== STATED EXERCISE ==
What is the number of lines that include the word "نيابة"? Provide only that figure.

#### RECORD SET

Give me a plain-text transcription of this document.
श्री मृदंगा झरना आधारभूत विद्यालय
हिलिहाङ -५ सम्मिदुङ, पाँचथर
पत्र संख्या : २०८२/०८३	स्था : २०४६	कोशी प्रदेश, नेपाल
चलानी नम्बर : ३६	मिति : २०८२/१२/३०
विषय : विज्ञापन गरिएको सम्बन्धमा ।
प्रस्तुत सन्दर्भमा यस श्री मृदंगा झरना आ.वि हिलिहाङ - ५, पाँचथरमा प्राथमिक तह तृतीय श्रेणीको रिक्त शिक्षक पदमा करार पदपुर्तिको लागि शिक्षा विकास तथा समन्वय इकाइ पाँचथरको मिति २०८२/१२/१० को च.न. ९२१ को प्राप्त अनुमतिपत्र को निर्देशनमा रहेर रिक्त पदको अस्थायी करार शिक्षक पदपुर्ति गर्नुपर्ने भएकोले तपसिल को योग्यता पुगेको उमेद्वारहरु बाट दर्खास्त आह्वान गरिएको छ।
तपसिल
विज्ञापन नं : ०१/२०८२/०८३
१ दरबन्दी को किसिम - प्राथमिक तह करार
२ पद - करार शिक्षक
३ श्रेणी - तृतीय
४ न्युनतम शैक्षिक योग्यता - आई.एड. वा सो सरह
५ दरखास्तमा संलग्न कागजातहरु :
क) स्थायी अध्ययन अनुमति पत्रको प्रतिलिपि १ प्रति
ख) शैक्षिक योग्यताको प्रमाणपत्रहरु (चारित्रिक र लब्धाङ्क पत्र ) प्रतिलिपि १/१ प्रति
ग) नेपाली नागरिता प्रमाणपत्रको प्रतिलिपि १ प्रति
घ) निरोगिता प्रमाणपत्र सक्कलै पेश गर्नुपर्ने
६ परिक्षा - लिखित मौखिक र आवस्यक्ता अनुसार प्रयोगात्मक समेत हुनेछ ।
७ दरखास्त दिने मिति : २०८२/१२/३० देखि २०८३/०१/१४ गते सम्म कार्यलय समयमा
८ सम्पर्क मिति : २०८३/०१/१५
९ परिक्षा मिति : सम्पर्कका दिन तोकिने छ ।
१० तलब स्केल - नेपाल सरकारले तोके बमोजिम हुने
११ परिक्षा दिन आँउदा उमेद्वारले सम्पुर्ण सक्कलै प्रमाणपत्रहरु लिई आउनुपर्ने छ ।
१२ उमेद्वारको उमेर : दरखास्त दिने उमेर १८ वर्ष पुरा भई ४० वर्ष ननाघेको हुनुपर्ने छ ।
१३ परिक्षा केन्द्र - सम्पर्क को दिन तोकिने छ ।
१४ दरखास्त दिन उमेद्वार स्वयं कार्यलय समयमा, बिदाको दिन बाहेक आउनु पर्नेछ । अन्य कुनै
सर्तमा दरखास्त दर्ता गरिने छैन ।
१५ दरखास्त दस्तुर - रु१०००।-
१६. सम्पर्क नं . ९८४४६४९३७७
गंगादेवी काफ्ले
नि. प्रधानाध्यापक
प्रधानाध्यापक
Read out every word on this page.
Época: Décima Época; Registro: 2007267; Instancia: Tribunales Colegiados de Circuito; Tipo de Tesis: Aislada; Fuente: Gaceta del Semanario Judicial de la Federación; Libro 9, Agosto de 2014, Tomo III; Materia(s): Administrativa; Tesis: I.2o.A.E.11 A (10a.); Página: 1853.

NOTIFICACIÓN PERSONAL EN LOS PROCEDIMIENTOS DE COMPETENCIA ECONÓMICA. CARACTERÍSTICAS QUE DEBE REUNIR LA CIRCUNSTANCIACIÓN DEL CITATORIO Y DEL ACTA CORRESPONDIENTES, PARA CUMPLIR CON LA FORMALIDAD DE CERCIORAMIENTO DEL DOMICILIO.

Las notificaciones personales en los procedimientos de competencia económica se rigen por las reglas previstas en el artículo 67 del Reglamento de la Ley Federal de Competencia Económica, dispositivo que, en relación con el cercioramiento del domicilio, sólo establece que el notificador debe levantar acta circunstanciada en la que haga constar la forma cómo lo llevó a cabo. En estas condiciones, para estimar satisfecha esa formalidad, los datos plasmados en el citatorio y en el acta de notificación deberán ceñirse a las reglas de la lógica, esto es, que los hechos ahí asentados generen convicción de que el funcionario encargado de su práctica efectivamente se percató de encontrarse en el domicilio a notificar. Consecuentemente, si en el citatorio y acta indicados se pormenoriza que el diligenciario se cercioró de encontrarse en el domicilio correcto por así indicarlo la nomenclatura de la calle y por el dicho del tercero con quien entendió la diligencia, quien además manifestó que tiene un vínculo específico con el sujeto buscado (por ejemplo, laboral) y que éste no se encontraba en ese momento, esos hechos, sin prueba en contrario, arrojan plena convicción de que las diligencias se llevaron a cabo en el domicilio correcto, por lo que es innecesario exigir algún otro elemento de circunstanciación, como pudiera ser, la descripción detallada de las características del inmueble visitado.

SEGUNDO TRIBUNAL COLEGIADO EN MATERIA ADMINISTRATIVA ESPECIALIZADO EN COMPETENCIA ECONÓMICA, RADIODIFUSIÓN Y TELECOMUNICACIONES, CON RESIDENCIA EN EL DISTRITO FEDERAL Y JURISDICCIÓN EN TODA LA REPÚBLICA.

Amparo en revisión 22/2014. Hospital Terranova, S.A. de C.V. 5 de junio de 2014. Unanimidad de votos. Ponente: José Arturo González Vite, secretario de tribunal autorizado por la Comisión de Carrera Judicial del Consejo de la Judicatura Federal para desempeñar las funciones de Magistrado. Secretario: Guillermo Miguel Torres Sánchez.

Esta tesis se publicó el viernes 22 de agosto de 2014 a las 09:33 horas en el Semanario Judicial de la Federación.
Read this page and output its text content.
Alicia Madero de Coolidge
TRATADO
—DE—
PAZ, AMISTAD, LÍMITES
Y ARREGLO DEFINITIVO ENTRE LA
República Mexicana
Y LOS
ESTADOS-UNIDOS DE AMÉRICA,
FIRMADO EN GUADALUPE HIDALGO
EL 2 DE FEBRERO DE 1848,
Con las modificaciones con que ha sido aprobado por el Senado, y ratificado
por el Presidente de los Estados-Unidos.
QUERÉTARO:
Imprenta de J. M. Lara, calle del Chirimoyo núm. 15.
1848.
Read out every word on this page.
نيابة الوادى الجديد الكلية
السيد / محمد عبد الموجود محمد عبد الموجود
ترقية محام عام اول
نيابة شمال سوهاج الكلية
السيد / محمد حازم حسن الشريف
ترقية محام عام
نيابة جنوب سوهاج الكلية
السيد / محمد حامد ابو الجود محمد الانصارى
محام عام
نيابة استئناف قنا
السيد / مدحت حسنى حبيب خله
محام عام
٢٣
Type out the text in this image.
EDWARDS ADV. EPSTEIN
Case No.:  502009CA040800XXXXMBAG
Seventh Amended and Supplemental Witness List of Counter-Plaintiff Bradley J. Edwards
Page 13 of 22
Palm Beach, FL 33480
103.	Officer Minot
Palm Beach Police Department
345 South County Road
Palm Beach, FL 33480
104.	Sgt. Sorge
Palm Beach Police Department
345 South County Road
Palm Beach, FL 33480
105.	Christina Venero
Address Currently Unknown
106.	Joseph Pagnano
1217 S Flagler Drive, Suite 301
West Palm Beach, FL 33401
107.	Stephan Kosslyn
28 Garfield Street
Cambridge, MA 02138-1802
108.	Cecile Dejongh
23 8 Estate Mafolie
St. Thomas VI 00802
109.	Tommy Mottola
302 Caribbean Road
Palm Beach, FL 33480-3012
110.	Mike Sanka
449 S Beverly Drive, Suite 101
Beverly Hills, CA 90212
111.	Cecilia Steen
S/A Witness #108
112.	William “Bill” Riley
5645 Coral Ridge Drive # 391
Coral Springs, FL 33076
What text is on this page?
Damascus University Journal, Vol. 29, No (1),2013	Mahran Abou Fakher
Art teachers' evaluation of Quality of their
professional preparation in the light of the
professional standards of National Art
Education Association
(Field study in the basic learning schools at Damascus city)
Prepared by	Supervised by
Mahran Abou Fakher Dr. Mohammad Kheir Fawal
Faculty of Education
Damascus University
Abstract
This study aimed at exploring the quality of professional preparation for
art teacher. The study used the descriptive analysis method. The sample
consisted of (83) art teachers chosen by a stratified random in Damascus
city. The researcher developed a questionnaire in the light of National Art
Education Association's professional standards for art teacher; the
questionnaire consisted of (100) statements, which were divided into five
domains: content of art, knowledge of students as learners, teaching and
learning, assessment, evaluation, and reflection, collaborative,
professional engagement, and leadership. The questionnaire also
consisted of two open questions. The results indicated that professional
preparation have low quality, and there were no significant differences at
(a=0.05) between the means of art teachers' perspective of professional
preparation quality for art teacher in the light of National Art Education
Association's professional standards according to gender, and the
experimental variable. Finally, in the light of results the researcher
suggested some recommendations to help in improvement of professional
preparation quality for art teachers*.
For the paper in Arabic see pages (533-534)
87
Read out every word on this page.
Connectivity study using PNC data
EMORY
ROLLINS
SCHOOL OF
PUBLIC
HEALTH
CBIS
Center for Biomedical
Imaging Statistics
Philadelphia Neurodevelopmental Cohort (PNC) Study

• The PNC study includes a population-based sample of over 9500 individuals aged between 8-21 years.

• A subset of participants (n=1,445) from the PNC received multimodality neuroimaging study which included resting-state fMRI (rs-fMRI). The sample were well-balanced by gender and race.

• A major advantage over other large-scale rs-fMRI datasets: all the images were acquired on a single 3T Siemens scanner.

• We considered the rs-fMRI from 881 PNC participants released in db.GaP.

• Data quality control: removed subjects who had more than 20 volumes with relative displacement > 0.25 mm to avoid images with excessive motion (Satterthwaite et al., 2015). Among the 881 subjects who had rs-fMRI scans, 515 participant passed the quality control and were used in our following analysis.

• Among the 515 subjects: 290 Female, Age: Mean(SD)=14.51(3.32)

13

########

== RESPONSE TO THE EXERCISE ==
4